PASSAGE -
----
Leif Weatherby reminded me that there is a distinction between Reproduction and Replication that’s worth repeating in the context of Meehl’s lectures. I realize now that I conflated these in my last post, and that’s a grave error. Replicability and reproducibility are fundamentally different demands on experimentation and are important for fundamentally different reasons. I’m going to take this post to delineate the meaning of two words with the same first three letters.
Let me yield to leading metascience experts for the definitions of two rep-concepts. Nosek et al.’s Annual Reviews article “Replicability, Robustness, and Reproducibility in Psychological Science” provides solid definitions. Reproducibility means that “if someone applies the same analysis to the same data, the same result should occur.” Replication means that if someone does “the same study again,” “the same outcome recurs.”
By these definitions, reproducibility is such a small ask! If someone releases a repository of code and data, all of the analyses in the main paper are easily reproduced. I’ve become a major stickler for reproducibility. There are no excuses for scientific results to be unreproducible. I’ve seen instances where people release the plotting command to generate plots from (x,y) pairs but never tell you how they computed the xs and ys. That is simply not enough. There should be a complete, well-commented pipeline that takes the rawest possible data and produces a rendering of the paper. Every scientist produces their papers with computers: after data collection, all of the analysis, visualization, and writing is computerized. Hence, it is by nature completely reproducible. Reproduction just demands scientists log the steps they take from data to journal submission.
Replication, on the other hand, is far harder to pin down. Let me give the full quote of Nosek et al.’s definition,
“Replication seems straightforward—do the same study again and see if the same outcome recurs—but it is not easy to determine what counts as the same study or same outcome.”
In their definition of replication, they tell you that it’s hard to define. I love it. The very next sentence states, “There is no such thing as an exact replication.” And here lies the rub. I can tell you what an exact reproduction is. It’s running the same code on the same input twice. Demonstrating reproduction just requires sharing data and code. But even metascientific experts can’t tell you what exact replication is. You can’t repeat the same experiment with the same researchers with the same experimental subjects at the same chronological time. Something has to change.
----
Element and coordinate rows
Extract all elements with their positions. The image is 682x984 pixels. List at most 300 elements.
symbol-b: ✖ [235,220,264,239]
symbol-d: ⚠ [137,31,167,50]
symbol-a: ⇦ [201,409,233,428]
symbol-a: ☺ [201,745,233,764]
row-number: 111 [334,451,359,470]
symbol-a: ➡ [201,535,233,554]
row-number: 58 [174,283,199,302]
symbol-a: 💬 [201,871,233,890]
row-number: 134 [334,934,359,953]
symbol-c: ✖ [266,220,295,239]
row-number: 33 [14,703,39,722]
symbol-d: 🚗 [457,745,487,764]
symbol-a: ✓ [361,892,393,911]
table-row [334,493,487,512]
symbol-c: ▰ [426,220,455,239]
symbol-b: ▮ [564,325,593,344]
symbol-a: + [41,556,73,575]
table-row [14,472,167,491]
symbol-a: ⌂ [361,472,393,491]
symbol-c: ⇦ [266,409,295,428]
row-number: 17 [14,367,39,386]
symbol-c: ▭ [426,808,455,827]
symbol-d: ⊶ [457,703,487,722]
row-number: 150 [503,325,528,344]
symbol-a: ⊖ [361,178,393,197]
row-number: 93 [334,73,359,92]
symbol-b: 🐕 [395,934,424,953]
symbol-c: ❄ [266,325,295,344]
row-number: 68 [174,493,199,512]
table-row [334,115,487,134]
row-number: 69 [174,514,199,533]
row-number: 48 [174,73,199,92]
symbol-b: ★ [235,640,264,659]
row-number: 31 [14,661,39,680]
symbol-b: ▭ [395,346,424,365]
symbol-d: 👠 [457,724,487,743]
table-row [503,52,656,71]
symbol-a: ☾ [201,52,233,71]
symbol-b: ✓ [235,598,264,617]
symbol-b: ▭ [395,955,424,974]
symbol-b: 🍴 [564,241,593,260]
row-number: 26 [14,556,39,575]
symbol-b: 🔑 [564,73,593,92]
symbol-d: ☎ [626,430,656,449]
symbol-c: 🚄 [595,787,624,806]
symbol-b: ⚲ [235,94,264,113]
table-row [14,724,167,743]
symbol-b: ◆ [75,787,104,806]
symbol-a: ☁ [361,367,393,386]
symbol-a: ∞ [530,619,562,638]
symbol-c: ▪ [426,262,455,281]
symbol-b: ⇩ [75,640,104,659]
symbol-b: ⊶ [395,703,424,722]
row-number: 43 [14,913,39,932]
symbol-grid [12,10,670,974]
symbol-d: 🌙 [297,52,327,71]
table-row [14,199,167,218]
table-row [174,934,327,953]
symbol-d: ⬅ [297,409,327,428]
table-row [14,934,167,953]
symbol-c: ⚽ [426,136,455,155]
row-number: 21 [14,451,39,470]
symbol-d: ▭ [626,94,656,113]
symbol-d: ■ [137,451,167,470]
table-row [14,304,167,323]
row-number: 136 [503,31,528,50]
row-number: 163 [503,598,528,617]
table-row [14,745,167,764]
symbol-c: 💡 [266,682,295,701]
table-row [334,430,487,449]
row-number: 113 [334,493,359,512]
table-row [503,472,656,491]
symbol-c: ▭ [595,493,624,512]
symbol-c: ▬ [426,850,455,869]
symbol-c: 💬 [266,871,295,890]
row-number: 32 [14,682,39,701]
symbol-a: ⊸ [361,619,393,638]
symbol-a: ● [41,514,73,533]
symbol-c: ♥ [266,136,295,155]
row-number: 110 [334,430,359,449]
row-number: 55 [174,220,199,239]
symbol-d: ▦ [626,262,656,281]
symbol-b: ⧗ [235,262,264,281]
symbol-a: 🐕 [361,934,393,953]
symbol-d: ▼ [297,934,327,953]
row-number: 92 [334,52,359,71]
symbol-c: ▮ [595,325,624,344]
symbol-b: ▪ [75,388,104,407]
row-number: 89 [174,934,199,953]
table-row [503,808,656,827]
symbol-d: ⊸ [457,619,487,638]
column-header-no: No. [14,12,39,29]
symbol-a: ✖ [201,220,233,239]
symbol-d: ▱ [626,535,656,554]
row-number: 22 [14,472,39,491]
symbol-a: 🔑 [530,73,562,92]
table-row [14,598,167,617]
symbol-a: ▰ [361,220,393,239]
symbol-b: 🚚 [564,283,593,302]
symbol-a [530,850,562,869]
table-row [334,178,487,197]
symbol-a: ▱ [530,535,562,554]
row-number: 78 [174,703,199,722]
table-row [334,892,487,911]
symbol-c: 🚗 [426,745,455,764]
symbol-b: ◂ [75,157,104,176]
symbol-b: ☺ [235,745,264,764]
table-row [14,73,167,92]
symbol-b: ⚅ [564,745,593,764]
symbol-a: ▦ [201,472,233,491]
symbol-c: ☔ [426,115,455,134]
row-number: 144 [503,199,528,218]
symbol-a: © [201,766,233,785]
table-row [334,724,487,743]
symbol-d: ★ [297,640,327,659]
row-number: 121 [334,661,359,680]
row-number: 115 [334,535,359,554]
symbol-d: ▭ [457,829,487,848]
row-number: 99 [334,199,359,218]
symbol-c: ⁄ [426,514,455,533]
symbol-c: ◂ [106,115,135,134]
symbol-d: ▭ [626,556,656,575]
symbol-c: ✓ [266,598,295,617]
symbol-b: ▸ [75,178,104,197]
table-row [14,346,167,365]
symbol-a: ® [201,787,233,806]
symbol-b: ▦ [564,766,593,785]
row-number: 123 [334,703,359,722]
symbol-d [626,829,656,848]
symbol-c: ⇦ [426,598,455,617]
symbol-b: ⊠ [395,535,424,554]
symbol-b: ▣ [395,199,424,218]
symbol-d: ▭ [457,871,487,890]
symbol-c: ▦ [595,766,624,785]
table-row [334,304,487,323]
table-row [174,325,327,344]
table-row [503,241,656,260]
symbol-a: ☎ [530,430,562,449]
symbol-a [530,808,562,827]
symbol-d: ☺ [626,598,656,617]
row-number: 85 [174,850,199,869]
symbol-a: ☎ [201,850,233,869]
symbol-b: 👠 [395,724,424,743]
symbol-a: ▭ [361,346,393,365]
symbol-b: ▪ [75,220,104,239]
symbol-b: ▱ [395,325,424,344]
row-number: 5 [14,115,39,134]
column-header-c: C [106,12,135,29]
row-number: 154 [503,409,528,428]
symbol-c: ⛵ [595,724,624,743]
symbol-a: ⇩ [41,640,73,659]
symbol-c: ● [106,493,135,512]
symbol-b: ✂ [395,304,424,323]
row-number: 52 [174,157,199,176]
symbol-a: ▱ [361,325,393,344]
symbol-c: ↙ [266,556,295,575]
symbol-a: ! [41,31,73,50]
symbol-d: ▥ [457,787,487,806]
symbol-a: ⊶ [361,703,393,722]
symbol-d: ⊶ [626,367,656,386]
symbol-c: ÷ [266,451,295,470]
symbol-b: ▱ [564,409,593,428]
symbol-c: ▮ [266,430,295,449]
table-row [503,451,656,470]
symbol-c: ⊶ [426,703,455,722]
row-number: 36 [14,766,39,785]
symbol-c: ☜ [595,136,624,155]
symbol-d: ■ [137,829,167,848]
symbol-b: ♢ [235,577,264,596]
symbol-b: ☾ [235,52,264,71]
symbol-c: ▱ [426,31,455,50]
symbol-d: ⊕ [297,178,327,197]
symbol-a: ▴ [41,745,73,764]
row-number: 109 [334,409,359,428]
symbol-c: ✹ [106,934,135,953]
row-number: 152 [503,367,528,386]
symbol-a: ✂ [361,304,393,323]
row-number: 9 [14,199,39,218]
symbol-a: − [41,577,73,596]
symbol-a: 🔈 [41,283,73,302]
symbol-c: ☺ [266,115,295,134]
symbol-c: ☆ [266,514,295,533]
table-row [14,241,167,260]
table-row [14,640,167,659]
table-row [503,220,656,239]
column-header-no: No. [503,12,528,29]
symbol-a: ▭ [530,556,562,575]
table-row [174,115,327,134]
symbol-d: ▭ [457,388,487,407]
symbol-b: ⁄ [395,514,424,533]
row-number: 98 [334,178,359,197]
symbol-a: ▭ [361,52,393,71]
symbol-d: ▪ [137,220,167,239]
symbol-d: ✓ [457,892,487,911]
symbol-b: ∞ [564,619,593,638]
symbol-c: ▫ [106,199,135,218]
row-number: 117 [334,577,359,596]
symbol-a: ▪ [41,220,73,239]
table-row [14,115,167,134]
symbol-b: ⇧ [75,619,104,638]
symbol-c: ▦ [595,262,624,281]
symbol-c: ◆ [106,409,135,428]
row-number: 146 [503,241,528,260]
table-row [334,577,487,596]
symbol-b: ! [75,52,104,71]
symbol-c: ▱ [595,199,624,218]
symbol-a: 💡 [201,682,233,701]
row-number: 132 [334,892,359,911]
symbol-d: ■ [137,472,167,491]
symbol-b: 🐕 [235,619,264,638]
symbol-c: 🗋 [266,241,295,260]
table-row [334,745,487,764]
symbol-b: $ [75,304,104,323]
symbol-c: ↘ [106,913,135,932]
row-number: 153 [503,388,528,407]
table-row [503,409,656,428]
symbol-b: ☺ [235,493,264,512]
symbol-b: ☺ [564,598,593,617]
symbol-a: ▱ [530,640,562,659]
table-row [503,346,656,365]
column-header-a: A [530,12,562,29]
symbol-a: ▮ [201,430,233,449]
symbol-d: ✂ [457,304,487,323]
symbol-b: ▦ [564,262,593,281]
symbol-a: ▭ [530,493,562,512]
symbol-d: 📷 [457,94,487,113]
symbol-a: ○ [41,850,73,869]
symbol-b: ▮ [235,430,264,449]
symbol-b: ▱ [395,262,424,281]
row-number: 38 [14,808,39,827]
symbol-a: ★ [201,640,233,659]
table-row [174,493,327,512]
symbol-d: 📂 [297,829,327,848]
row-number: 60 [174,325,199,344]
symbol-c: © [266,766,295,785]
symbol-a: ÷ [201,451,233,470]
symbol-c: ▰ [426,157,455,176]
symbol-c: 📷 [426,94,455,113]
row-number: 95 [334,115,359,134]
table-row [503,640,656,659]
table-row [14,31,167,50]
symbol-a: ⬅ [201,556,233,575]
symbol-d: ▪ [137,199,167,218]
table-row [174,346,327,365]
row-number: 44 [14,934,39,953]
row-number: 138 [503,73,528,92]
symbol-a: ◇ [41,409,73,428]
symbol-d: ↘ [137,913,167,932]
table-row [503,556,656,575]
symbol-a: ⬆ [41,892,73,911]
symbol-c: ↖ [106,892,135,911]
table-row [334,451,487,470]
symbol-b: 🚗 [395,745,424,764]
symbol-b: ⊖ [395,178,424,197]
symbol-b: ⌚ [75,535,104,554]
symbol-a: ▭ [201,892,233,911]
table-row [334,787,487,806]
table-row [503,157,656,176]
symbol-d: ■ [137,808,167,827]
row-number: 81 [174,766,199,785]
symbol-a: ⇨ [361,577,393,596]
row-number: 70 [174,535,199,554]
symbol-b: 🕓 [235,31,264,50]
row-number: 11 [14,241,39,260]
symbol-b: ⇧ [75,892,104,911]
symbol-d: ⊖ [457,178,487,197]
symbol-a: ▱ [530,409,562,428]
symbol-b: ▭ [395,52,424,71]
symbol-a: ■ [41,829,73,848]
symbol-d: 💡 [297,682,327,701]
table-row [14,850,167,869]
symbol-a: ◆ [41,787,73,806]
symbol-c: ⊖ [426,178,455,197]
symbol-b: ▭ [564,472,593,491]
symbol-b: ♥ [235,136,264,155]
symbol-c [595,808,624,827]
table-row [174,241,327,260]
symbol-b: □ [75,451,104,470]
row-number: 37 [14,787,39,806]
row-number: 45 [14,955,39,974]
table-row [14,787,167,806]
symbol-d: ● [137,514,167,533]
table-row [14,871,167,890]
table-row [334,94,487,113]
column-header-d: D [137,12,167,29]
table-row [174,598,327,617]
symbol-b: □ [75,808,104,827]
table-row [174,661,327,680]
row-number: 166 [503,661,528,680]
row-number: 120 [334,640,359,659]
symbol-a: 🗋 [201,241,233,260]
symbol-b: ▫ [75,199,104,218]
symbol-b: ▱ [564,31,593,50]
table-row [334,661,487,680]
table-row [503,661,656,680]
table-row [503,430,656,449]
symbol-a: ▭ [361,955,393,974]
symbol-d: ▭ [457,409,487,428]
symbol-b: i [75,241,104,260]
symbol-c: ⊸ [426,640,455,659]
----
TASK DIRECTIONS - Carry on the passage on reproducibility and replication, picking up right after its last sentence. These rows bear no relation to the passage on reproducibility and replication.

WRITTEN ANSWER -
And here lies the importance of the theory that Meehl hammers over and over again in his lectures. Jump back to when we were discussing derivation chains. We had a theory, auxiliaries, instruments, ceteris paribus assertions, and experimental conditions. The last three are always different in two different experiments. The question is a matter of how different they can be so that the predictions come out the “same.”
If a theory predicts experimental uncertainty, then we don’t even expect the “same” outcome even if we had a time machine that allowed us to repeat the same experiment. If my nomological derivation chain makes a probabilistic prediction, even in the fake reality where I can frequentist-style repeat my experiment ad infinitim, I’ll see different outcomes in different realizations. If you have a shaky ceteris paribus clause or very complicated experimental conditions, you add even more uncertainty to ever seeing the same result. We can only vaguely justify repeatability. While reproductions can and should be exact, replications cannot be.
The distinction between reproduction and replication is so key and important that we should be pedantic sticklers for the jargon. I don’t want to call anyone out, but do a search for “reproducibility crisis,” and you’ll find a lot of people talking about replication. Reporters and many scientists use the words interchangeably. They are not interchangeable. Replication and reproduction are asking for such incomparable things that we need two terms.
There is no “crisis” in reproducibility. We have a reproduction problem because people don’t always produce the most usable pipelines (I got in a bunch of trouble pointing this out in January). But a reproduction problem is so easy to fix. We just have to hold ourselves to a higher standard when communicating data. We could solve the “reproducibility problem” by the end of business today.
The replication crisis is a whole other matter. In my predictably contrarian opinion, the replication crisis is overblown. Yes, studies in many disciplines fail to replicate. But studies have always been hard to replicate. Some of the most important insights follow when thinking about why a replication failed. A failure to replicate can be more information than replication itself. Failed replication leads to fights about theoretical derivation chains and refinement or augmentations of theory. Lakatosian Warfare progresses because there are no perfect replications. It’s through the contradictions and conflicts that research programs move forward. Failure to replicate is core to scientific advancement.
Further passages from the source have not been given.